What the task requires:
Retype all material exactly. Pictures stay out of the copy.

Dataset items:
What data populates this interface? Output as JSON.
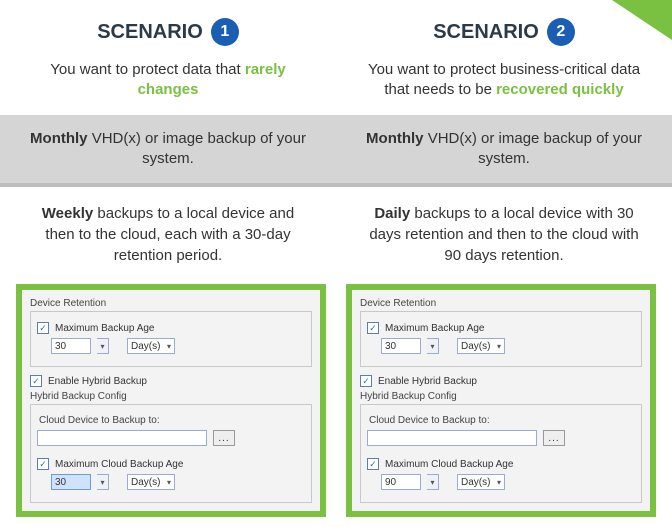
{
  "scenarios": [
    {
      "title": "SCENARIO",
      "number": "1",
      "desc_pre": "You want to protect data that",
      "desc_hl": "rarely changes",
      "desc_post": "",
      "band1_strong": "Monthly",
      "band1_rest": " VHD(x) or image backup of your system.",
      "band2_strong": "Weekly",
      "band2_rest": " backups to a local device and then to the cloud, each with a 30-day retention period."
    },
    {
      "title": "SCENARIO",
      "number": "2",
      "desc_pre": "You want to protect business-critical data that needs to be ",
      "desc_hl": "recovered quickly",
      "desc_post": "",
      "band1_strong": "Monthly",
      "band1_rest": " VHD(x) or image backup of your system.",
      "band2_strong": "Daily",
      "band2_rest": " backups to a local device with 30 days retention and then to the cloud with 90 days retention."
    }
  ],
  "panel_labels": {
    "device_retention": "Device Retention",
    "max_backup_age": "Maximum Backup Age",
    "enable_hybrid": "Enable Hybrid Backup",
    "hybrid_config": "Hybrid Backup Config",
    "cloud_device": "Cloud Device to Backup to:",
    "max_cloud_age": "Maximum Cloud Backup Age",
    "days": "Day(s)",
    "checkmark": "✓",
    "browse": "..."
  },
  "panel_values": {
    "left": {
      "local_age": "30",
      "cloud_age": "30",
      "cloud_age_selected": true
    },
    "right": {
      "local_age": "30",
      "cloud_age": "90",
      "cloud_age_selected": false
    }
  }
}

Response for this exercise:
What data populates this interface? Output as JSON.
{
  "scenarios": [
    {
      "title": "SCENARIO",
      "number": "1",
      "desc_pre": "You want to protect data that",
      "desc_hl": "rarely changes",
      "desc_post": "",
      "band1_strong": "Monthly",
      "band1_rest": " VHD(x) or image backup of your system.",
      "band2_strong": "Weekly",
      "band2_rest": " backups to a local device and then to the cloud, each with a 30-day retention period."
    },
    {
      "title": "SCENARIO",
      "number": "2",
      "desc_pre": "You want to protect business-critical data that needs to be ",
      "desc_hl": "recovered quickly",
      "desc_post": "",
      "band1_strong": "Monthly",
      "band1_rest": " VHD(x) or image backup of your system.",
      "band2_strong": "Daily",
      "band2_rest": " backups to a local device with 30 days retention and then to the cloud with 90 days retention."
    }
  ],
  "panel_labels": {
    "device_retention": "Device Retention",
    "max_backup_age": "Maximum Backup Age",
    "enable_hybrid": "Enable Hybrid Backup",
    "hybrid_config": "Hybrid Backup Config",
    "cloud_device": "Cloud Device to Backup to:",
    "max_cloud_age": "Maximum Cloud Backup Age",
    "days": "Day(s)",
    "checkmark": "✓",
    "browse": "..."
  },
  "panel_values": {
    "left": {
      "local_age": "30",
      "cloud_age": "30",
      "cloud_age_selected": true
    },
    "right": {
      "local_age": "30",
      "cloud_age": "90",
      "cloud_age_selected": false
    }
  }
}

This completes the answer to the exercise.